## INPUT RECORDS
----
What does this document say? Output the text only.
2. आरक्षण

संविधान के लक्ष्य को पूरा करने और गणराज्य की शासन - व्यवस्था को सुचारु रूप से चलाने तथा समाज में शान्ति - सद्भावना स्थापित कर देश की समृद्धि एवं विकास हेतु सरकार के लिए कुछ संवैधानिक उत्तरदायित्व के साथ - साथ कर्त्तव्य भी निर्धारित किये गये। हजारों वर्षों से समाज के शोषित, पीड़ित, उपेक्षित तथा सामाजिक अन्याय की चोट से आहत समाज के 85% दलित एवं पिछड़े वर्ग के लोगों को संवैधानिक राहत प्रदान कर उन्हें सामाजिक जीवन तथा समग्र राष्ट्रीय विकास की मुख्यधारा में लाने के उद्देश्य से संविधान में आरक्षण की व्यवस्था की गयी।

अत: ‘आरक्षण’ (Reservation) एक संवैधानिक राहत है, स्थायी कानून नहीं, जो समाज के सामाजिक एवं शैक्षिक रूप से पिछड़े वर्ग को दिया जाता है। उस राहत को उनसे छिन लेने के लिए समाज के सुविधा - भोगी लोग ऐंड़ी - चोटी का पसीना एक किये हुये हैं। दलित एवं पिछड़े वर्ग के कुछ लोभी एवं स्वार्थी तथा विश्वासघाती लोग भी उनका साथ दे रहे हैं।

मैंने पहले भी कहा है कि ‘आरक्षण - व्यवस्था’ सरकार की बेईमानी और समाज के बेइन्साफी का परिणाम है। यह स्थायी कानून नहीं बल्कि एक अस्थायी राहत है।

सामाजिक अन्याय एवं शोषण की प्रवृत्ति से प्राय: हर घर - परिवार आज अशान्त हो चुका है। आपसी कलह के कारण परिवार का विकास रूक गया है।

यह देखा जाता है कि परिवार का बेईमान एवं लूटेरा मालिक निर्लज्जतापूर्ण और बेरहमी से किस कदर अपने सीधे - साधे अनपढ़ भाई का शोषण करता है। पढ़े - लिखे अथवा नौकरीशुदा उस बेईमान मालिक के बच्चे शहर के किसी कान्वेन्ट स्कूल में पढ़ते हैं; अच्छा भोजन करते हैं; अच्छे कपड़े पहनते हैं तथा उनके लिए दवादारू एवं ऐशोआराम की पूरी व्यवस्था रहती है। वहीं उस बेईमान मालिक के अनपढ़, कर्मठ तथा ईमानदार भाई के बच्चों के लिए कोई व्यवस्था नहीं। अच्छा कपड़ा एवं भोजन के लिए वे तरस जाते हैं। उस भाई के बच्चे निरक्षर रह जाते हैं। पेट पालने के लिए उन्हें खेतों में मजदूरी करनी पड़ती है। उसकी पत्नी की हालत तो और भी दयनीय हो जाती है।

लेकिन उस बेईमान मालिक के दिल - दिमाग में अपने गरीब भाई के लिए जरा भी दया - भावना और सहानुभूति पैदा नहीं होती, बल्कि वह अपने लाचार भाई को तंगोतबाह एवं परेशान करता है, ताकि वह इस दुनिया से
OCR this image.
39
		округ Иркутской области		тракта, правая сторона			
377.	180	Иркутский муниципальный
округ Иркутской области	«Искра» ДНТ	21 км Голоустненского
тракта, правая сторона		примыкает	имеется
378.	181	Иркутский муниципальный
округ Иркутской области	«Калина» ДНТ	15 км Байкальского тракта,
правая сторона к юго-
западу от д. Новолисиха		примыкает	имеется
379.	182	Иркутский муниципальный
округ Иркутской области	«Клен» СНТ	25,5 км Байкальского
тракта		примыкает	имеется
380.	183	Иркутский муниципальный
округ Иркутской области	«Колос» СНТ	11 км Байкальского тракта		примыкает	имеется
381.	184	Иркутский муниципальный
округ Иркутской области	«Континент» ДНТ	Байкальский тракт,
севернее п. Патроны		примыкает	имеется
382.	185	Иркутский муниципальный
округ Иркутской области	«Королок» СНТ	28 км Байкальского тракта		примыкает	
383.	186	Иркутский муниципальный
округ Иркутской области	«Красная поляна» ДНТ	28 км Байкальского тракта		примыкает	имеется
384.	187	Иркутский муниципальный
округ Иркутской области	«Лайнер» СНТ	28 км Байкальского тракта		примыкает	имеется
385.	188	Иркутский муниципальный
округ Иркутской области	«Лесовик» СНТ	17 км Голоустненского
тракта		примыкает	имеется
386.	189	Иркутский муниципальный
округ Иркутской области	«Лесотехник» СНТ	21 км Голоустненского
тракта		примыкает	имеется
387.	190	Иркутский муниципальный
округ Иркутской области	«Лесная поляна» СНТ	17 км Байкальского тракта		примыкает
----
## SET TASK
List every line above that contains the word "имеется".

## ANSWER
тракта, правая сторона		примыкает	имеется
западу от д. Новолисиха		примыкает	имеется
тракта		примыкает	имеется
округ Иркутской области	«Колос» СНТ	11 км Байкальского тракта		примыкает	имеется
севернее п. Патроны		примыкает	имеется
округ Иркутской области	«Красная поляна» ДНТ	28 км Байкальского тракта		примыкает	имеется
округ Иркутской области	«Лайнер» СНТ	28 км Байкальского тракта		примыкает	имеется
тракта		примыкает	имеется
тракта		примыкает	имеется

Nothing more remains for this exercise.